- Description of the task -
Write out all of the records below precisely as given, omitting the images.

- Exercise data -
────────────────────────────────────────

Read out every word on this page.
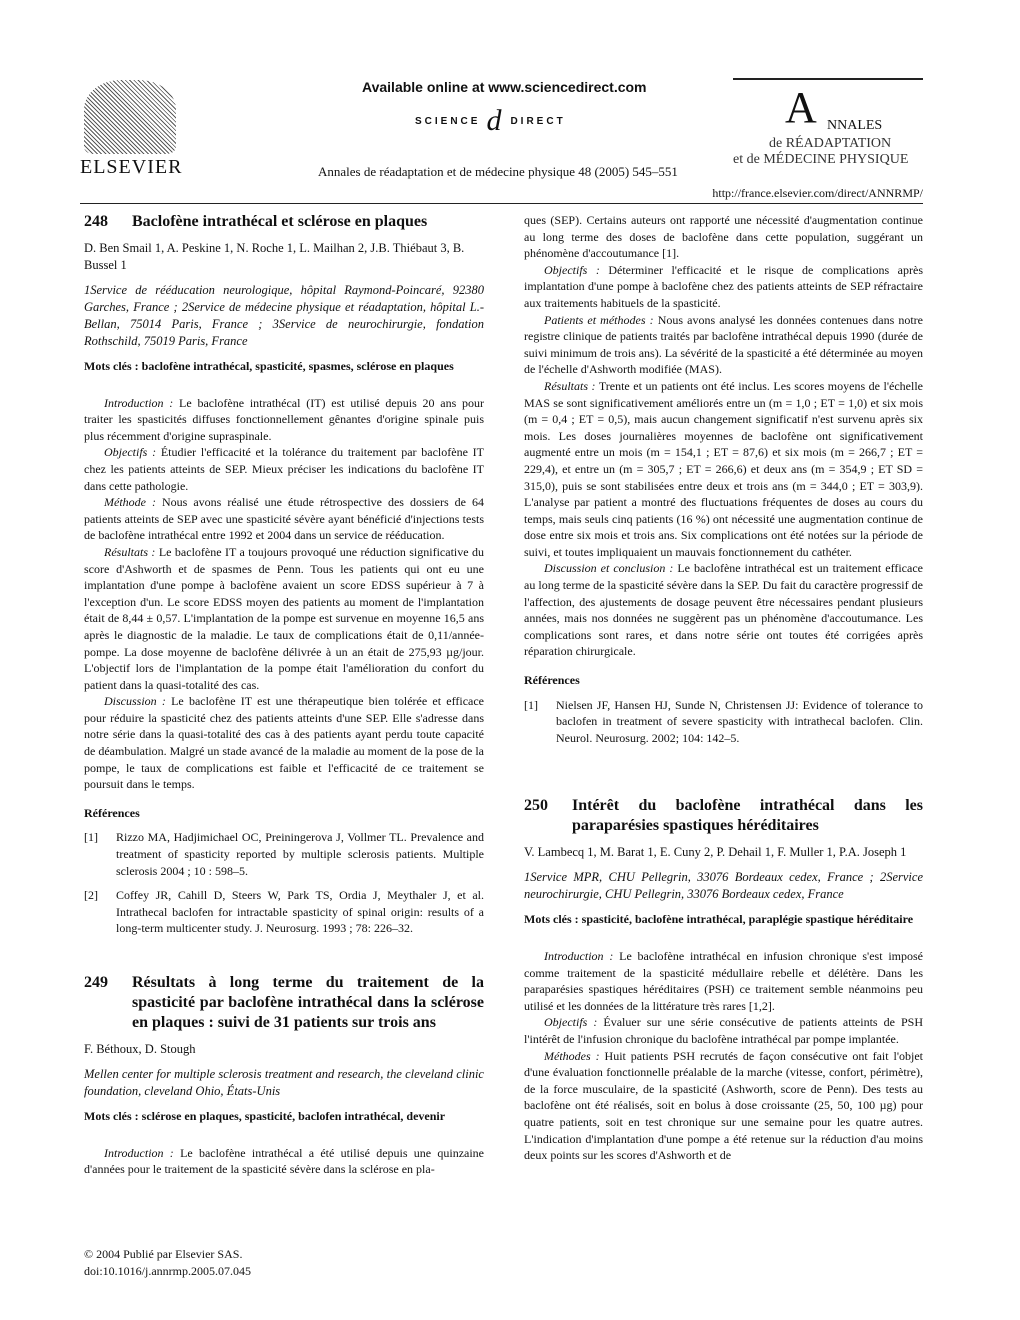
ELSEVIER
Available online at www.sciencedirect.com
SCIENCE d DIRECT
Annales de réadaptation et de médecine physique 48 (2005) 545–551
A NNALES
de RÉADAPTATION
et de MÉDECINE PHYSIQUE
http://france.elsevier.com/direct/ANNRMP/
248	Baclofène intrathécal et sclérose en plaques
D. Ben Smail 1, A. Peskine 1, N. Roche 1, L. Mailhan 2, J.B. Thiébaut 3, B. Bussel 1
1Service de rééducation neurologique, hôpital Raymond-Poincaré, 92380 Garches, France ; 2Service de médecine physique et réadaptation, hôpital L.-Bellan, 75014 Paris, France ; 3Service de neurochirurgie, fondation Rothschild, 75019 Paris, France
Mots clés : baclofène intrathécal, spasticité, spasmes, sclérose en plaques

Introduction : Le baclofène intrathécal (IT) est utilisé depuis 20 ans pour traiter les spasticités diffuses fonctionnellement gênantes d'origine spinale puis plus récemment d'origine supraspinale.

Objectifs : Étudier l'efficacité et la tolérance du traitement par baclofène IT chez les patients atteints de SEP. Mieux préciser les indications du baclofène IT dans cette pathologie.

Méthode : Nous avons réalisé une étude rétrospective des dossiers de 64 patients atteints de SEP avec une spasticité sévère ayant bénéficié d'injections tests de baclofène intrathécal entre 1992 et 2004 dans un service de rééducation.

Résultats : Le baclofène IT a toujours provoqué une réduction significative du score d'Ashworth et de spasmes de Penn. Tous les patients qui ont eu une implantation d'une pompe à baclofène avaient un score EDSS supérieur à 7 à l'exception d'un. Le score EDSS moyen des patients au moment de l'implantation était de 8,44 ± 0,57. L'implantation de la pompe est survenue en moyenne 16,5 ans après le diagnostic de la maladie. Le taux de complications était de 0,11/année-pompe. La dose moyenne de baclofène délivrée à un an était de 275,93 µg/jour. L'objectif lors de l'implantation de la pompe était l'amélioration du confort du patient dans la quasi-totalité des cas.

Discussion : Le baclofène IT est une thérapeutique bien tolérée et efficace pour réduire la spasticité chez des patients atteints d'une SEP. Elle s'adresse dans notre série dans la quasi-totalité des cas à des patients ayant perdu toute capacité de déambulation. Malgré un stade avancé de la maladie au moment de la pose de la pompe, le taux de complications est faible et l'efficacité de ce traitement se poursuit dans le temps.

Références
[1]	Rizzo MA, Hadjimichael OC, Preiningerova J, Vollmer TL. Prevalence and treatment of spasticity reported by multiple sclerosis patients. Multiple sclerosis 2004 ; 10 : 598–5.
[2]	Coffey JR, Cahill D, Steers W, Park TS, Ordia J, Meythaler J, et al. Intrathecal baclofen for intractable spasticity of spinal origin: results of a long-term multicenter study. J. Neurosurg. 1993 ; 78: 226–32.
249	Résultats à long terme du traitement de la spasticité par baclofène intrathécal dans la sclérose en plaques : suivi de 31 patients sur trois ans
F. Béthoux, D. Stough
Mellen center for multiple sclerosis treatment and research, the cleveland clinic foundation, cleveland Ohio, États-Unis
Mots clés : sclérose en plaques, spasticité, baclofen intrathécal, devenir

Introduction : Le baclofène intrathécal a été utilisé depuis une quinzaine d'années pour le traitement de la spasticité sévère dans la sclérose en pla-

ques (SEP). Certains auteurs ont rapporté une nécessité d'augmentation continue au long terme des doses de baclofène dans cette population, suggérant un phénomène d'accoutumance [1].

Objectifs : Déterminer l'efficacité et le risque de complications après implantation d'une pompe à baclofène chez des patients atteints de SEP réfractaire aux traitements habituels de la spasticité.

Patients et méthodes : Nous avons analysé les données contenues dans notre registre clinique de patients traités par baclofène intrathécal depuis 1990 (durée de suivi minimum de trois ans). La sévérité de la spasticité a été déterminée au moyen de l'échelle d'Ashworth modifiée (MAS).

Résultats : Trente et un patients ont été inclus. Les scores moyens de l'échelle MAS se sont significativement améliorés entre un (m = 1,0 ; ET = 1,0) et six mois (m = 0,4 ; ET = 0,5), mais aucun changement significatif n'est survenu après six mois. Les doses journalières moyennes de baclofène ont significativement augmenté entre un mois (m = 154,1 ; ET = 87,6) et six mois (m = 266,7 ; ET = 229,4), et entre un (m = 305,7 ; ET = 266,6) et deux ans (m = 354,9 ; ET SD = 315,0), puis se sont stabilisées entre deux et trois ans (m = 344,0 ; ET = 303,9). L'analyse par patient a montré des fluctuations fréquentes de doses au cours du temps, mais seuls cinq patients (16 %) ont nécessité une augmentation continue de dose entre six mois et trois ans. Six complications ont été notées sur la période de suivi, et toutes impliquaient un mauvais fonctionnement du cathéter.

Discussion et conclusion : Le baclofène intrathécal est un traitement efficace au long terme de la spasticité sévère dans la SEP. Du fait du caractère progressif de l'affection, des ajustements de dosage peuvent être nécessaires pendant plusieurs années, mais nos données ne suggèrent pas un phénomène d'accoutumance. Les complications sont rares, et dans notre série ont toutes été corrigées après réparation chirurgicale.

Références
[1]	Nielsen JF, Hansen HJ, Sunde N, Christensen JJ: Evidence of tolerance to baclofen in treatment of severe spasticity with intrathecal baclofen. Clin. Neurol. Neurosurg. 2002; 104: 142–5.
250	Intérêt du baclofène intrathécal dans les paraparésies spastiques héréditaires
V. Lambecq 1, M. Barat 1, E. Cuny 2, P. Dehail 1, F. Muller 1, P.A. Joseph 1
1Service MPR, CHU Pellegrin, 33076 Bordeaux cedex, France ; 2Service neurochirurgie, CHU Pellegrin, 33076 Bordeaux cedex, France
Mots clés : spasticité, baclofène intrathécal, paraplégie spastique héréditaire

Introduction : Le baclofène intrathécal en infusion chronique s'est imposé comme traitement de la spasticité médullaire rebelle et délétère. Dans les paraparésies spastiques héréditaires (PSH) ce traitement semble néanmoins peu utilisé et les données de la littérature très rares [1,2].

Objectifs : Évaluer sur une série consécutive de patients atteints de PSH l'intérêt de l'infusion chronique du baclofène intrathécal par pompe implantée.

Méthodes : Huit patients PSH recrutés de façon consécutive ont fait l'objet d'une évaluation fonctionnelle préalable de la marche (vitesse, confort, périmètre), de la force musculaire, de la spasticité (Ashworth, score de Penn). Des tests au baclofène ont été réalisés, soit en bolus à dose croissante (25, 50, 100 µg) pour quatre patients, soit en test chronique sur une semaine pour les quatre autres. L'indication d'implantation d'une pompe a été retenue sur la réduction d'au moins deux points sur les scores d'Ashworth et de

© 2004 Publié par Elsevier SAS.
doi:10.1016/j.annrmp.2005.07.045
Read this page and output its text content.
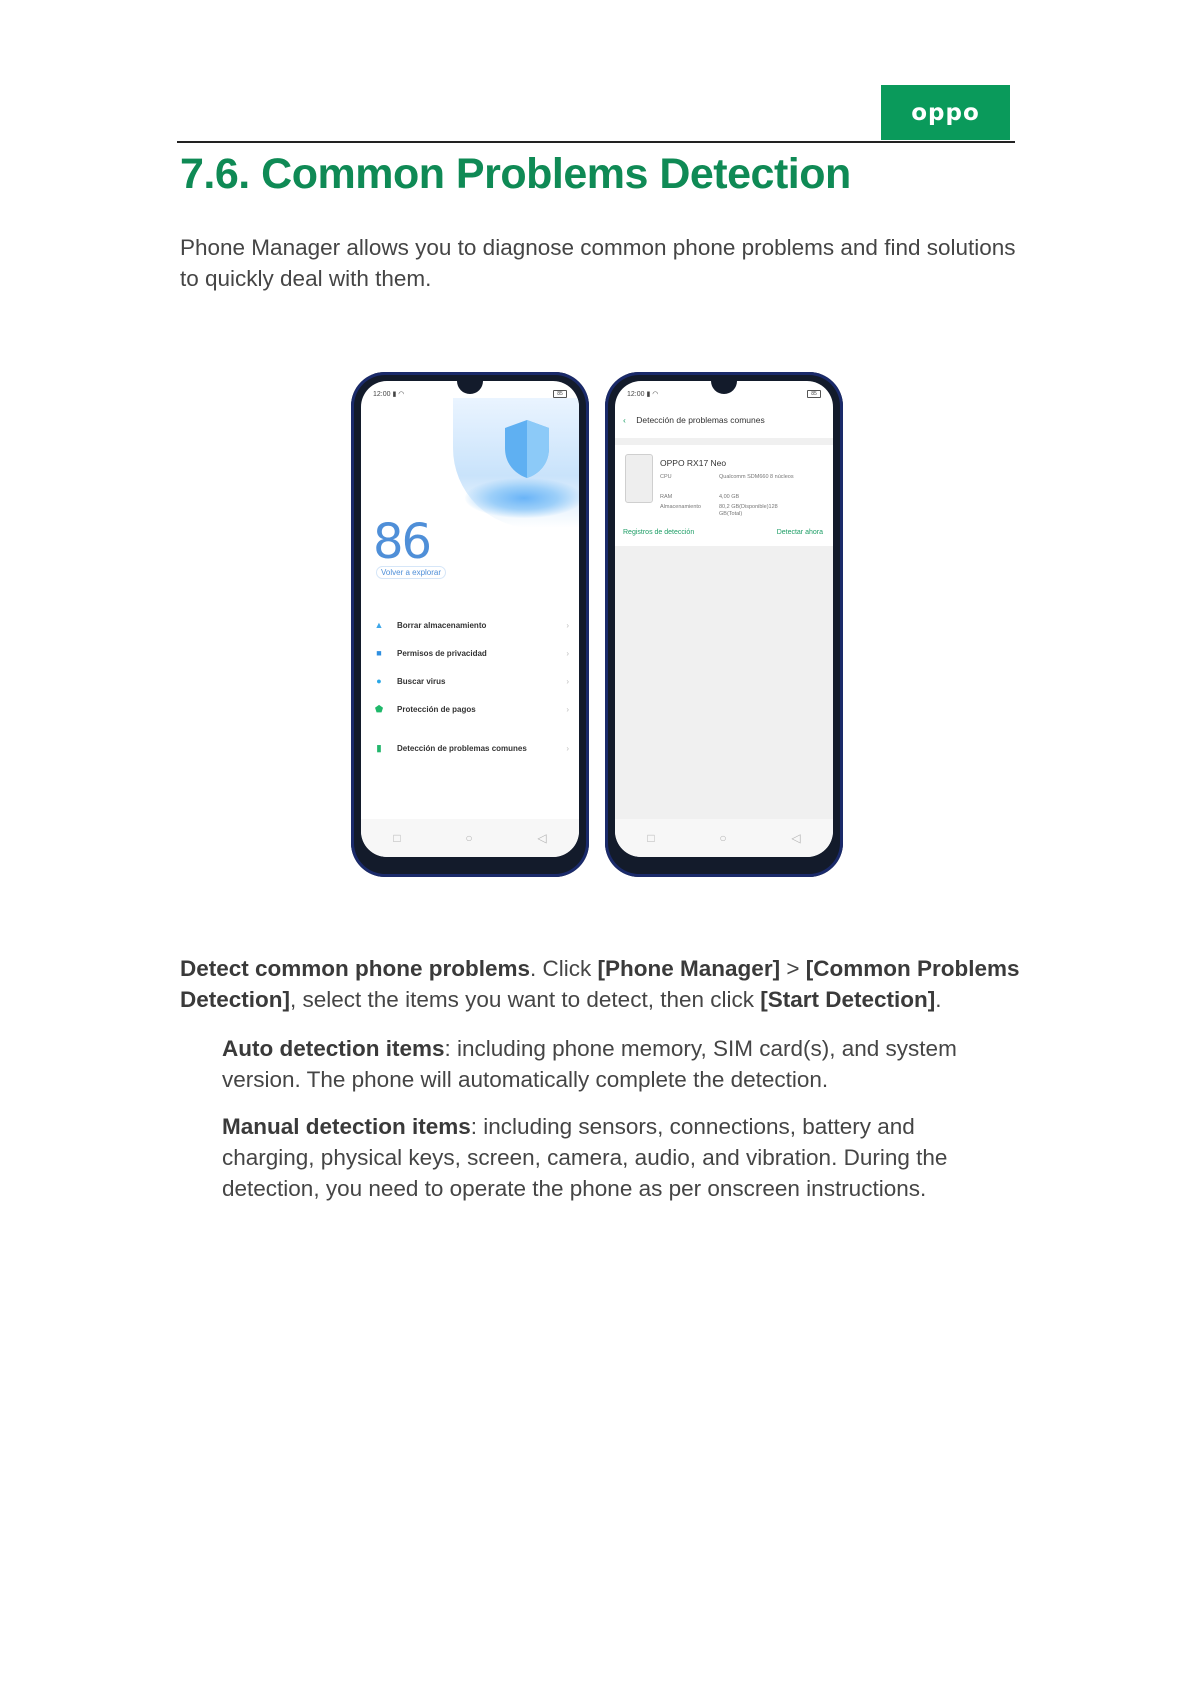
oppo
7.6. Common Problems Detection

Phone Manager allows you to diagnose common phone problems and find solutions to quickly deal with them.

12:00 ▮ ◠	85
86
Volver a explorar
▲ Borrar almacenamiento	›
■	Permisos de privacidad	›
●	Buscar virus	›
⬟ Protección de pagos	›
▮	Detección de problemas comunes	›
□	○	◁
12:00 ▮ ◠	85
‹ Detección de problemas comunes
OPPO RX17 Neo
CPU	Qualcomm SDM660 8 núcleos
RAM	4,00 GB
Almacenamiento	80,2 GB(Disponible)128 GB(Total)
Registros de detección	Detectar ahora
□	○	◁

Detect common phone problems. Click [Phone Manager] > [Common Problems Detection], select the items you want to detect, then click [Start Detection].

Auto detection items: including phone memory, SIM card(s), and system version. The phone will automatically complete the detection.

Manual detection items: including sensors, connections, battery and charging, physical keys, screen, camera, audio, and vibration. During the detection, you need to operate the phone as per onscreen instructions.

────────────────────────────────────────

- Exercise response -
Read out every word on this page.
ELSEVIER
Available online at www.sciencedirect.com
SCIENCE d DIRECT
Annales de réadaptation et de médecine physique 48 (2005) 545–551
A NNALES
de RÉADAPTATION
et de MÉDECINE PHYSIQUE
http://france.elsevier.com/direct/ANNRMP/
248	Baclofène intrathécal et sclérose en plaques
D. Ben Smail 1, A. Peskine 1, N. Roche 1, L. Mailhan 2, J.B. Thiébaut 3, B. Bussel 1
1Service de rééducation neurologique, hôpital Raymond-Poincaré, 92380 Garches, France ; 2Service de médecine physique et réadaptation, hôpital L.-Bellan, 75014 Paris, France ; 3Service de neurochirurgie, fondation Rothschild, 75019 Paris, France
Mots clés : baclofène intrathécal, spasticité, spasmes, sclérose en plaques

Introduction : Le baclofène intrathécal (IT) est utilisé depuis 20 ans pour traiter les spasticités diffuses fonctionnellement gênantes d'origine spinale puis plus récemment d'origine supraspinale.

Objectifs : Étudier l'efficacité et la tolérance du traitement par baclofène IT chez les patients atteints de SEP. Mieux préciser les indications du baclofène IT dans cette pathologie.

Méthode : Nous avons réalisé une étude rétrospective des dossiers de 64 patients atteints de SEP avec une spasticité sévère ayant bénéficié d'injections tests de baclofène intrathécal entre 1992 et 2004 dans un service de rééducation.

Résultats : Le baclofène IT a toujours provoqué une réduction significative du score d'Ashworth et de spasmes de Penn. Tous les patients qui ont eu une implantation d'une pompe à baclofène avaient un score EDSS supérieur à 7 à l'exception d'un. Le score EDSS moyen des patients au moment de l'implantation était de 8,44 ± 0,57. L'implantation de la pompe est survenue en moyenne 16,5 ans après le diagnostic de la maladie. Le taux de complications était de 0,11/année-pompe. La dose moyenne de baclofène délivrée à un an était de 275,93 µg/jour. L'objectif lors de l'implantation de la pompe était l'amélioration du confort du patient dans la quasi-totalité des cas.

Discussion : Le baclofène IT est une thérapeutique bien tolérée et efficace pour réduire la spasticité chez des patients atteints d'une SEP. Elle s'adresse dans notre série dans la quasi-totalité des cas à des patients ayant perdu toute capacité de déambulation. Malgré un stade avancé de la maladie au moment de la pose de la pompe, le taux de complications est faible et l'efficacité de ce traitement se poursuit dans le temps.

Références
[1]	Rizzo MA, Hadjimichael OC, Preiningerova J, Vollmer TL. Prevalence and treatment of spasticity reported by multiple sclerosis patients. Multiple sclerosis 2004 ; 10 : 598–5.
[2]	Coffey JR, Cahill D, Steers W, Park TS, Ordia J, Meythaler J, et al. Intrathecal baclofen for intractable spasticity of spinal origin: results of a long-term multicenter study. J. Neurosurg. 1993 ; 78: 226–32.
249	Résultats à long terme du traitement de la spasticité par baclofène intrathécal dans la sclérose en plaques : suivi de 31 patients sur trois ans
F. Béthoux, D. Stough
Mellen center for multiple sclerosis treatment and research, the cleveland clinic foundation, cleveland Ohio, États-Unis
Mots clés : sclérose en plaques, spasticité, baclofen intrathécal, devenir

Introduction : Le baclofène intrathécal a été utilisé depuis une quinzaine d'années pour le traitement de la spasticité sévère dans la sclérose en pla-

ques (SEP). Certains auteurs ont rapporté une nécessité d'augmentation continue au long terme des doses de baclofène dans cette population, suggérant un phénomène d'accoutumance [1].

Objectifs : Déterminer l'efficacité et le risque de complications après implantation d'une pompe à baclofène chez des patients atteints de SEP réfractaire aux traitements habituels de la spasticité.

Patients et méthodes : Nous avons analysé les données contenues dans notre registre clinique de patients traités par baclofène intrathécal depuis 1990 (durée de suivi minimum de trois ans). La sévérité de la spasticité a été déterminée au moyen de l'échelle d'Ashworth modifiée (MAS).

Résultats : Trente et un patients ont été inclus. Les scores moyens de l'échelle MAS se sont significativement améliorés entre un (m = 1,0 ; ET = 1,0) et six mois (m = 0,4 ; ET = 0,5), mais aucun changement significatif n'est survenu après six mois. Les doses journalières moyennes de baclofène ont significativement augmenté entre un mois (m = 154,1 ; ET = 87,6) et six mois (m = 266,7 ; ET = 229,4), et entre un (m = 305,7 ; ET = 266,6) et deux ans (m = 354,9 ; ET SD = 315,0), puis se sont stabilisées entre deux et trois ans (m = 344,0 ; ET = 303,9). L'analyse par patient a montré des fluctuations fréquentes de doses au cours du temps, mais seuls cinq patients (16 %) ont nécessité une augmentation continue de dose entre six mois et trois ans. Six complications ont été notées sur la période de suivi, et toutes impliquaient un mauvais fonctionnement du cathéter.

Discussion et conclusion : Le baclofène intrathécal est un traitement efficace au long terme de la spasticité sévère dans la SEP. Du fait du caractère progressif de l'affection, des ajustements de dosage peuvent être nécessaires pendant plusieurs années, mais nos données ne suggèrent pas un phénomène d'accoutumance. Les complications sont rares, et dans notre série ont toutes été corrigées après réparation chirurgicale.

Références
[1]	Nielsen JF, Hansen HJ, Sunde N, Christensen JJ: Evidence of tolerance to baclofen in treatment of severe spasticity with intrathecal baclofen. Clin. Neurol. Neurosurg. 2002; 104: 142–5.
250	Intérêt du baclofène intrathécal dans les paraparésies spastiques héréditaires
V. Lambecq 1, M. Barat 1, E. Cuny 2, P. Dehail 1, F. Muller 1, P.A. Joseph 1
1Service MPR, CHU Pellegrin, 33076 Bordeaux cedex, France ; 2Service neurochirurgie, CHU Pellegrin, 33076 Bordeaux cedex, France
Mots clés : spasticité, baclofène intrathécal, paraplégie spastique héréditaire

Introduction : Le baclofène intrathécal en infusion chronique s'est imposé comme traitement de la spasticité médullaire rebelle et délétère. Dans les paraparésies spastiques héréditaires (PSH) ce traitement semble néanmoins peu utilisé et les données de la littérature très rares [1,2].

Objectifs : Évaluer sur une série consécutive de patients atteints de PSH l'intérêt de l'infusion chronique du baclofène intrathécal par pompe implantée.

Méthodes : Huit patients PSH recrutés de façon consécutive ont fait l'objet d'une évaluation fonctionnelle préalable de la marche (vitesse, confort, périmètre), de la force musculaire, de la spasticité (Ashworth, score de Penn). Des tests au baclofène ont été réalisés, soit en bolus à dose croissante (25, 50, 100 µg) pour quatre patients, soit en test chronique sur une semaine pour les quatre autres. L'indication d'implantation d'une pompe a été retenue sur la réduction d'au moins deux points sur les scores d'Ashworth et de

© 2004 Publié par Elsevier SAS.
doi:10.1016/j.annrmp.2005.07.045
Read this page and output its text content.
oppo
7.6. Common Problems Detection

Phone Manager allows you to diagnose common phone problems and find solutions to quickly deal with them.

12:00 ▮ ◠	85
86
Volver a explorar
▲ Borrar almacenamiento	›
■	Permisos de privacidad	›
●	Buscar virus	›
⬟ Protección de pagos	›
▮	Detección de problemas comunes	›
□	○	◁
12:00 ▮ ◠	85
‹ Detección de problemas comunes
OPPO RX17 Neo
CPU	Qualcomm SDM660 8 núcleos
RAM	4,00 GB
Almacenamiento	80,2 GB(Disponible)128 GB(Total)
Registros de detección	Detectar ahora
□	○	◁

Detect common phone problems. Click [Phone Manager] > [Common Problems Detection], select the items you want to detect, then click [Start Detection].

Auto detection items: including phone memory, SIM card(s), and system version. The phone will automatically complete the detection.

Manual detection items: including sensors, connections, battery and charging, physical keys, screen, camera, audio, and vibration. During the detection, you need to operate the phone as per onscreen instructions.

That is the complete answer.